-- Written exercise --
Extract every line of the material below and reproduce it faithfully.

-- The data --
- - - -
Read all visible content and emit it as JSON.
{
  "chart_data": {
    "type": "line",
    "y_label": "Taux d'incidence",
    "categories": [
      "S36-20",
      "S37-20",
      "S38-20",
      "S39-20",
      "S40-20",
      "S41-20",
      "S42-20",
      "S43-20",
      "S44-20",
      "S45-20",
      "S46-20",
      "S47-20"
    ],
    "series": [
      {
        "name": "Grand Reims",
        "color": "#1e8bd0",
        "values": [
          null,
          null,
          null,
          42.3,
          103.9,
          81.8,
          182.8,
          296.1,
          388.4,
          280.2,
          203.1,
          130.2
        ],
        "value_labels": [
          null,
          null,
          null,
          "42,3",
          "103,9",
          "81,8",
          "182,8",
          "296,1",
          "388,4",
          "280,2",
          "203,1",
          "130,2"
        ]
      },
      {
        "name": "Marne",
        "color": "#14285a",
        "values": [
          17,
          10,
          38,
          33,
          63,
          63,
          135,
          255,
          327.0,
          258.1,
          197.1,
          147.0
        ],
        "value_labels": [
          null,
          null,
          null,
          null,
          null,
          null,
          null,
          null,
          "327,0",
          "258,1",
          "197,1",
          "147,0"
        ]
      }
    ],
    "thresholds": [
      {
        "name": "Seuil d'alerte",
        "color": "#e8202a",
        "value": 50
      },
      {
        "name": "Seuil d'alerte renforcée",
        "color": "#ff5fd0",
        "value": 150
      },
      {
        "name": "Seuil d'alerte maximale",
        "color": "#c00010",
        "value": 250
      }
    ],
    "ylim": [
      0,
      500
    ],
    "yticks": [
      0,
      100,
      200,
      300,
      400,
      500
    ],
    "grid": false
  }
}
- - - -
-- Finished exercise --
Read all visible content and emit it as JSON.
{
  "chart_data": {
    "type": "line",
    "y_label": "Taux d'incidence",
    "categories": [
      "S36-20",
      "S37-20",
      "S38-20",
      "S39-20",
      "S40-20",
      "S41-20",
      "S42-20",
      "S43-20",
      "S44-20",
      "S45-20",
      "S46-20",
      "S47-20"
    ],
    "series": [
      {
        "name": "Grand Reims",
        "color": "#1e8bd0",
        "values": [
          null,
          null,
          null,
          42.3,
          103.9,
          81.8,
          182.8,
          296.1,
          388.4,
          280.2,
          203.1,
          130.2
        ],
        "value_labels": [
          null,
          null,
          null,
          "42,3",
          "103,9",
          "81,8",
          "182,8",
          "296,1",
          "388,4",
          "280,2",
          "203,1",
          "130,2"
        ]
      },
      {
        "name": "Marne",
        "color": "#14285a",
        "values": [
          17,
          10,
          38,
          33,
          63,
          63,
          135,
          255,
          327.0,
          258.1,
          197.1,
          147.0
        ],
        "value_labels": [
          null,
          null,
          null,
          null,
          null,
          null,
          null,
          null,
          "327,0",
          "258,1",
          "197,1",
          "147,0"
        ]
      }
    ],
    "thresholds": [
      {
        "name": "Seuil d'alerte",
        "color": "#e8202a",
        "value": 50
      },
      {
        "name": "Seuil d'alerte renforcée",
        "color": "#ff5fd0",
        "value": 150
      },
      {
        "name": "Seuil d'alerte maximale",
        "color": "#c00010",
        "value": 250
      }
    ],
    "ylim": [
      0,
      500
    ],
    "yticks": [
      0,
      100,
      200,
      300,
      400,
      500
    ],
    "grid": false
  }
}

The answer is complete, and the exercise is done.